● **Exercise**:
Reproduce verbatim the passage of the Kinesis Firehose walkthrough below that lies between "The JSON ‘auto’" and "the same order).", inclusive.

● **Extract provided**:
* start *

Kinesis Firehose stream from IoT Core to Redshift

Kinesis Firehose streams with Redshift destinations write their data first to an intermediate S3 bucket. I created a new bucket and set the Firehose buffering so that the stream would write every 1MB or every 60 seconds (in practice here the latter will generally be the condition that flushes the buffer).

The IoT messages that travel the stream use JSON and look like this:

{“deviceid”: “1”, “datetime”: “2020-05-11 09:42:05”, “temperature”: “33”, “humidity”: “85”, “winddirection”: “304”, “windintensity”: “75”, “rainheight”: “29”}

I created a table in a new Redshift database to mirror this structure:

create table iotsensordata.public.sensordata
deviceid int,
datetime timestamp,
temperature int,
humidity int,
winddirection int,
windintensity int,
rainheight int

The Firehose COPY command configured for the stream then looks as follows:

COPY sensordata (deviceid,datetime,temperature,humidity,winddirection,windintensity,rainheight) FROM ‘s3://iot-kinesis-fh-redshift-sensordata-msgs/‘ CREDENTIALS ‘aws_iam_role=arn:aws:iam:::role/‘ MANIFEST JSON ‘auto’;

The JSON ‘auto’ property handles the conversion from JSON into the SQL table and relies on column names in the destination table matching JSON names in the source object (not necessarily in the same order).

* end *

● **Excerpted records**:
* start *

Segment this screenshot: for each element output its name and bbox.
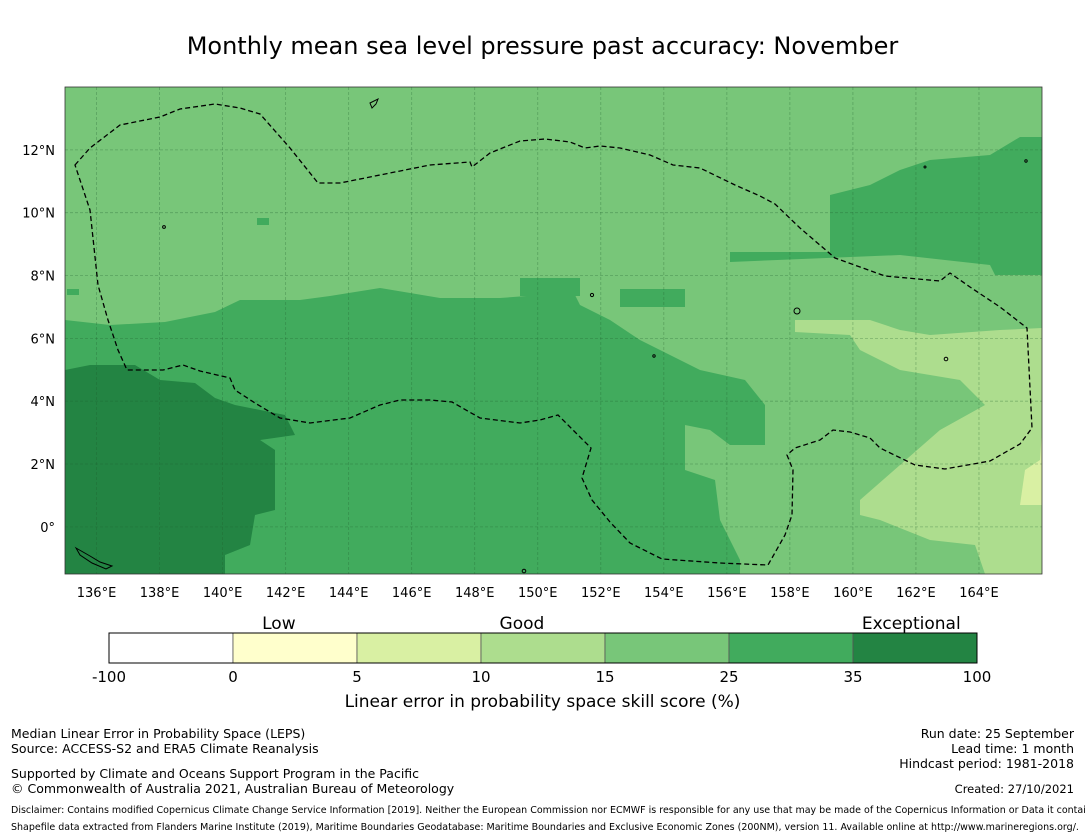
legend-tick-label: 35 bbox=[843, 668, 862, 686]
legend-bin--100-0 bbox=[108, 632, 234, 664]
region-fragment bbox=[620, 289, 685, 307]
footer-hindcast-period: Hindcast period: 1981-2018 bbox=[899, 756, 1074, 771]
footer-support-line: Supported by Climate and Oceans Support … bbox=[11, 766, 420, 781]
latitude-axis-labels: 12°N 10°N 8°N 6°N 4°N 2°N 0° bbox=[22, 144, 55, 536]
lon-tick-label: 162°E bbox=[896, 586, 936, 601]
island bbox=[589, 292, 595, 298]
lat-tick-label: 10°N bbox=[22, 207, 55, 222]
lon-tick-label: 144°E bbox=[329, 586, 369, 601]
lon-tick-label: 160°E bbox=[833, 586, 873, 601]
eez-boundary-line bbox=[74, 103, 1033, 566]
legend-tick-label: 15 bbox=[595, 668, 614, 686]
lat-tick-label: 4°N bbox=[31, 395, 56, 410]
legend-tick-label: 10 bbox=[471, 668, 490, 686]
lon-tick-label: 146°E bbox=[392, 586, 432, 601]
legend-tick-label: 100 bbox=[963, 668, 992, 686]
region-fragment bbox=[67, 289, 79, 295]
lon-tick-label: 156°E bbox=[707, 586, 747, 601]
lat-tick-label: 8°N bbox=[31, 270, 56, 285]
lat-tick-label: 6°N bbox=[31, 332, 56, 347]
lon-tick-label: 164°E bbox=[959, 586, 999, 601]
island bbox=[521, 568, 527, 574]
legend-bin-35-100 bbox=[852, 632, 978, 664]
island-outlines bbox=[74, 97, 1028, 574]
footer-run-date: Run date: 25 September bbox=[920, 726, 1074, 741]
lon-tick-label: 148°E bbox=[455, 586, 495, 601]
lon-tick-label: 140°E bbox=[203, 586, 243, 601]
footer-run-info: Run date: 25 September Lead time: 1 mont… bbox=[899, 726, 1074, 771]
lat-tick-label: 12°N bbox=[22, 144, 55, 159]
footer-lead-time: Lead time: 1 month bbox=[951, 741, 1074, 756]
region-25-35-northeast bbox=[730, 137, 1042, 275]
map-frame bbox=[64, 86, 1043, 575]
island bbox=[923, 165, 927, 169]
region-10-15-southeast bbox=[795, 320, 1042, 574]
disclaimer-shapefile: Shapefile data extracted from Flanders M… bbox=[11, 822, 1079, 833]
legend-bin-0-5 bbox=[232, 632, 358, 664]
legend-category-good: Good bbox=[500, 614, 545, 634]
island bbox=[1024, 159, 1028, 163]
legend-tick-labels: -100 0 5 10 15 25 35 100 bbox=[92, 668, 991, 686]
footer-method: Median Linear Error in Probability Space… bbox=[11, 726, 319, 756]
lon-tick-label: 142°E bbox=[266, 586, 306, 601]
region-fragment bbox=[257, 218, 269, 225]
longitude-axis-labels: 136°E 138°E 140°E 142°E 144°E 146°E 148°E 150°E… bbox=[77, 586, 999, 601]
legend-colorbar bbox=[108, 632, 978, 664]
disclaimer-copernicus: Disclaimer: Contains modified Copernicus… bbox=[11, 805, 1085, 816]
lat-tick-label: 0° bbox=[40, 521, 55, 536]
lon-tick-label: 150°E bbox=[518, 586, 558, 601]
lon-tick-label: 152°E bbox=[581, 586, 621, 601]
lat-tick-label: 2°N bbox=[31, 458, 56, 473]
legend-bin-25-35 bbox=[728, 632, 854, 664]
lon-tick-label: 138°E bbox=[140, 586, 180, 601]
lon-tick-label: 154°E bbox=[644, 586, 684, 601]
island bbox=[162, 225, 166, 229]
region-fragment bbox=[520, 278, 580, 296]
lon-tick-label: 136°E bbox=[77, 586, 117, 601]
legend-tick-label: 0 bbox=[228, 668, 238, 686]
legend-bin-5-10 bbox=[356, 632, 482, 664]
legend-category-low: Low bbox=[262, 614, 296, 634]
footer-disclaimer: Disclaimer: Contains modified Copernicus… bbox=[11, 802, 1085, 836]
legend-tick-label: 5 bbox=[352, 668, 362, 686]
map-title: Monthly mean sea level pressure past acc… bbox=[186, 32, 899, 60]
legend-tick-label: 25 bbox=[719, 668, 738, 686]
footer-source-line: Source: ACCESS-S2 and ERA5 Climate Reana… bbox=[11, 741, 319, 756]
island bbox=[943, 356, 949, 362]
footer-created: Created: 27/10/2021 bbox=[954, 782, 1074, 796]
skill-map-regions bbox=[65, 87, 1042, 574]
legend-category-exceptional: Exceptional bbox=[862, 614, 961, 634]
island bbox=[369, 97, 379, 109]
legend-frame bbox=[108, 632, 978, 664]
region-5-10-southeast bbox=[1020, 430, 1042, 505]
legend-bin-15-25 bbox=[604, 632, 730, 664]
island bbox=[652, 354, 656, 358]
island bbox=[793, 307, 801, 315]
footer-support: Supported by Climate and Oceans Support … bbox=[11, 766, 454, 796]
legend-tick-label: -100 bbox=[92, 668, 126, 686]
map-gridlines bbox=[65, 87, 1042, 574]
footer-leps-line: Median Linear Error in Probability Space… bbox=[11, 726, 306, 741]
legend-category-labels: Low Good Exceptional bbox=[262, 614, 961, 634]
region-35-100-southwest bbox=[65, 365, 295, 574]
island bbox=[74, 546, 114, 570]
legend-bin-10-15 bbox=[480, 632, 606, 664]
legend-axis-title: Linear error in probability space skill … bbox=[344, 692, 741, 712]
lon-tick-label: 158°E bbox=[770, 586, 810, 601]
footer-copyright-line: © Commonwealth of Australia 2021, Austra… bbox=[11, 781, 455, 796]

* end *

● **Output for this exercise**:
The JSON ‘auto’ property handles the conversion from JSON into the SQL table and relies on column names in the destination table matching JSON names in the source object (not necessarily in the same order).